*STATED PROBLEM:*
Count each line in which the word "along" appears. Reply with the total and nothing more.

*STORED RECORDS:*
____

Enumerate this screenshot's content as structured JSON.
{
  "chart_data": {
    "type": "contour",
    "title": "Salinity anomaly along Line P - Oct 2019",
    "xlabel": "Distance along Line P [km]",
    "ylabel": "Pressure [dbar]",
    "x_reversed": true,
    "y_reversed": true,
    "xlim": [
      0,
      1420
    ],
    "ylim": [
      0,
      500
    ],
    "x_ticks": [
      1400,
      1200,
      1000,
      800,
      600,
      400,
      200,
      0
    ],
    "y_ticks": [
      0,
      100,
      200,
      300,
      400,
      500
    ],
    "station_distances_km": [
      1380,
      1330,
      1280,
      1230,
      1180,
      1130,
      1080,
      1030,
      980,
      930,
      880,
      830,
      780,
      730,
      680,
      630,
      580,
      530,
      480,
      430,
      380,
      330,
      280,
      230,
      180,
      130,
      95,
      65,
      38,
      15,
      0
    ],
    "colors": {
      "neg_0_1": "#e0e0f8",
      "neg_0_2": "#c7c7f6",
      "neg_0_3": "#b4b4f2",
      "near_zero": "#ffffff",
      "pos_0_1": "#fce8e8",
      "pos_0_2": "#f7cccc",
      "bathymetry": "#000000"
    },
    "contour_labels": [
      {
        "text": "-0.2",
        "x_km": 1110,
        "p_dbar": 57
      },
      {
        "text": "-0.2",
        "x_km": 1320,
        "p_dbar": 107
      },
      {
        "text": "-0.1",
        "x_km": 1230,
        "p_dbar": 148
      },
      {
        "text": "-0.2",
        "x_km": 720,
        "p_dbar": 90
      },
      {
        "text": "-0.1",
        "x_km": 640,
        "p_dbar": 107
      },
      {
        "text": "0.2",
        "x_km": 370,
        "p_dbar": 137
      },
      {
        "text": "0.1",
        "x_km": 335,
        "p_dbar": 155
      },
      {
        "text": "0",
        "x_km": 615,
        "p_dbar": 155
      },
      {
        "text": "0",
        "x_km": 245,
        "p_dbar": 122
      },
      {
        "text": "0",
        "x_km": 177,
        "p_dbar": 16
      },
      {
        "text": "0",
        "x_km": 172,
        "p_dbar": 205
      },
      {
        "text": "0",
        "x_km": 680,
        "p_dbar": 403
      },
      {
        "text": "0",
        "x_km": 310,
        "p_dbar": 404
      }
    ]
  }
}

____

*COMPLETED TASK:*
2